[GIVEN RECORDS — start]
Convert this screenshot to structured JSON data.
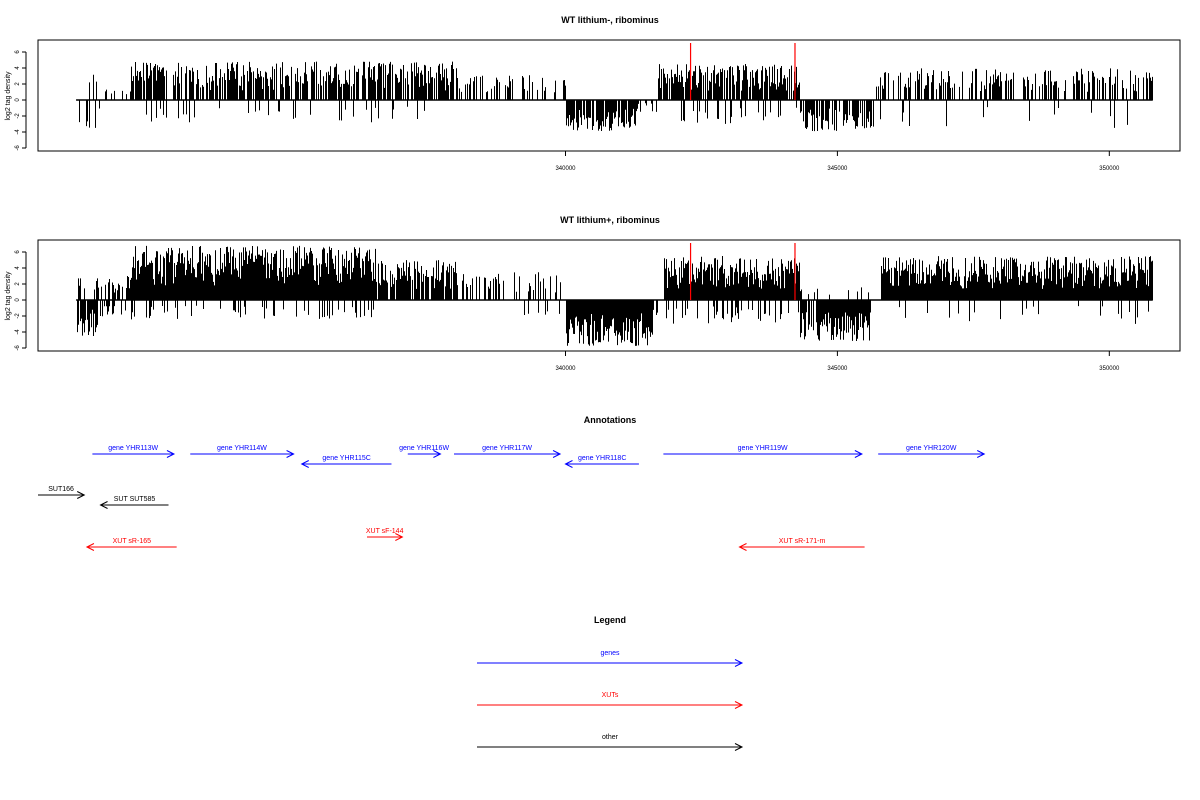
{
  "chart_data": [
    {
      "type": "bar",
      "title": "WT lithium-, ribominus",
      "ylabel": "log2 tag density",
      "xlabel": "",
      "xlim": [
        330300,
        351300
      ],
      "ylim": [
        -6,
        7.5
      ],
      "yticks": [
        -6,
        -4,
        -2,
        0,
        2,
        4,
        6
      ],
      "xticks": [
        340000,
        345000,
        350000
      ],
      "marker_lines": [
        342300,
        344220
      ],
      "grid": false,
      "region_start": 331000,
      "region_end": 350800,
      "segments": [
        {
          "start": 331000,
          "end": 331500,
          "strand": "plus",
          "density": 0.1,
          "max": 3.5
        },
        {
          "start": 331000,
          "end": 331500,
          "strand": "minus",
          "density": 0.15,
          "max": 3.5
        },
        {
          "start": 331500,
          "end": 332000,
          "strand": "plus",
          "density": 0.12,
          "max": 1.5
        },
        {
          "start": 332000,
          "end": 338000,
          "strand": "plus",
          "density": 0.75,
          "max": 4.8
        },
        {
          "start": 332000,
          "end": 338000,
          "strand": "minus",
          "density": 0.1,
          "max": 2.8
        },
        {
          "start": 338000,
          "end": 340000,
          "strand": "plus",
          "density": 0.3,
          "max": 3.2
        },
        {
          "start": 340000,
          "end": 341300,
          "strand": "minus",
          "density": 0.75,
          "max": 4.0
        },
        {
          "start": 341300,
          "end": 341700,
          "strand": "minus",
          "density": 0.3,
          "max": 1.5
        },
        {
          "start": 341700,
          "end": 344300,
          "strand": "plus",
          "density": 0.8,
          "max": 4.5
        },
        {
          "start": 342000,
          "end": 344300,
          "strand": "minus",
          "density": 0.15,
          "max": 3.0
        },
        {
          "start": 344300,
          "end": 345700,
          "strand": "minus",
          "density": 0.75,
          "max": 4.0
        },
        {
          "start": 345700,
          "end": 350800,
          "strand": "plus",
          "density": 0.5,
          "max": 4.0
        },
        {
          "start": 345700,
          "end": 350800,
          "strand": "minus",
          "density": 0.05,
          "max": 3.5
        }
      ]
    },
    {
      "type": "bar",
      "title": "WT lithium+, ribominus",
      "ylabel": "log2 tag density",
      "xlabel": "",
      "xlim": [
        330300,
        351300
      ],
      "ylim": [
        -6,
        7.5
      ],
      "yticks": [
        -6,
        -4,
        -2,
        0,
        2,
        4,
        6
      ],
      "xticks": [
        340000,
        345000,
        350000
      ],
      "marker_lines": [
        342300,
        344220
      ],
      "grid": false,
      "region_start": 331000,
      "region_end": 350800,
      "segments": [
        {
          "start": 331000,
          "end": 331400,
          "strand": "minus",
          "density": 0.9,
          "max": 4.5
        },
        {
          "start": 331000,
          "end": 331400,
          "strand": "plus",
          "density": 0.4,
          "max": 3.0
        },
        {
          "start": 331400,
          "end": 332000,
          "strand": "plus",
          "density": 0.5,
          "max": 3.0
        },
        {
          "start": 331400,
          "end": 332000,
          "strand": "minus",
          "density": 0.3,
          "max": 2.5
        },
        {
          "start": 332000,
          "end": 336500,
          "strand": "plus",
          "density": 1.0,
          "max": 6.8
        },
        {
          "start": 332000,
          "end": 336500,
          "strand": "minus",
          "density": 0.2,
          "max": 2.5
        },
        {
          "start": 336500,
          "end": 338000,
          "strand": "plus",
          "density": 0.8,
          "max": 5.0
        },
        {
          "start": 338000,
          "end": 340000,
          "strand": "plus",
          "density": 0.35,
          "max": 3.5
        },
        {
          "start": 339000,
          "end": 340000,
          "strand": "minus",
          "density": 0.1,
          "max": 2.5
        },
        {
          "start": 340000,
          "end": 341600,
          "strand": "minus",
          "density": 1.0,
          "max": 5.8
        },
        {
          "start": 341600,
          "end": 341800,
          "strand": "minus",
          "density": 0.4,
          "max": 2.0
        },
        {
          "start": 341800,
          "end": 344300,
          "strand": "plus",
          "density": 1.0,
          "max": 5.5
        },
        {
          "start": 341800,
          "end": 344300,
          "strand": "minus",
          "density": 0.25,
          "max": 3.0
        },
        {
          "start": 344300,
          "end": 345600,
          "strand": "minus",
          "density": 0.95,
          "max": 5.2
        },
        {
          "start": 344300,
          "end": 345600,
          "strand": "plus",
          "density": 0.15,
          "max": 2.0
        },
        {
          "start": 345800,
          "end": 350800,
          "strand": "plus",
          "density": 1.0,
          "max": 5.5
        },
        {
          "start": 345800,
          "end": 350800,
          "strand": "minus",
          "density": 0.08,
          "max": 3.0
        }
      ]
    }
  ],
  "annotations": {
    "title": "Annotations",
    "xlim": [
      330300,
      351300
    ],
    "items": [
      {
        "label": "gene YHR113W",
        "start": 331300,
        "end": 332800,
        "strand": "+",
        "row": 0,
        "category": "genes"
      },
      {
        "label": "gene YHR114W",
        "start": 333100,
        "end": 335000,
        "strand": "+",
        "row": 0,
        "category": "genes"
      },
      {
        "label": "gene YHR115C",
        "start": 335150,
        "end": 336800,
        "strand": "-",
        "row": 1,
        "category": "genes"
      },
      {
        "label": "gene YHR116W",
        "start": 337100,
        "end": 337700,
        "strand": "+",
        "row": 0,
        "category": "genes"
      },
      {
        "label": "gene YHR117W",
        "start": 337950,
        "end": 339900,
        "strand": "+",
        "row": 0,
        "category": "genes"
      },
      {
        "label": "gene YHR118C",
        "start": 340000,
        "end": 341350,
        "strand": "-",
        "row": 1,
        "category": "genes"
      },
      {
        "label": "gene YHR119W",
        "start": 341800,
        "end": 345450,
        "strand": "+",
        "row": 0,
        "category": "genes"
      },
      {
        "label": "gene YHR120W",
        "start": 345750,
        "end": 347700,
        "strand": "+",
        "row": 0,
        "category": "genes"
      },
      {
        "label": "SUT166",
        "start": 330300,
        "end": 331150,
        "strand": "+",
        "row": 3,
        "category": "other"
      },
      {
        "label": "SUT SUT585",
        "start": 331450,
        "end": 332700,
        "strand": "-",
        "row": 4,
        "category": "other"
      },
      {
        "label": "XUT sR-165",
        "start": 331200,
        "end": 332850,
        "strand": "-",
        "row": 6,
        "category": "XUTs"
      },
      {
        "label": "XUT sF-144",
        "start": 336350,
        "end": 337000,
        "strand": "+",
        "row": 5,
        "category": "XUTs"
      },
      {
        "label": "XUT sR-171-m",
        "start": 343200,
        "end": 345500,
        "strand": "-",
        "row": 6,
        "category": "XUTs"
      }
    ]
  },
  "legend": {
    "title": "Legend",
    "items": [
      {
        "label": "genes",
        "color": "#0000ff"
      },
      {
        "label": "XUTs",
        "color": "#ff0000"
      },
      {
        "label": "other",
        "color": "#000000"
      }
    ]
  },
  "colors": {
    "genes": "#0000ff",
    "XUTs": "#ff0000",
    "other": "#000000",
    "marker": "#ff0000",
    "bars": "#000000"
  }
}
[GIVEN RECORDS — finish]
**BRIEF**
In the records above, find each line that mentions the string "title", then copy it.

**TASK OUTPUT**
      "title": "WT lithium-, ribominus",
      "title": "WT lithium+, ribominus",
    "title": "Annotations",
    "title": "Legend",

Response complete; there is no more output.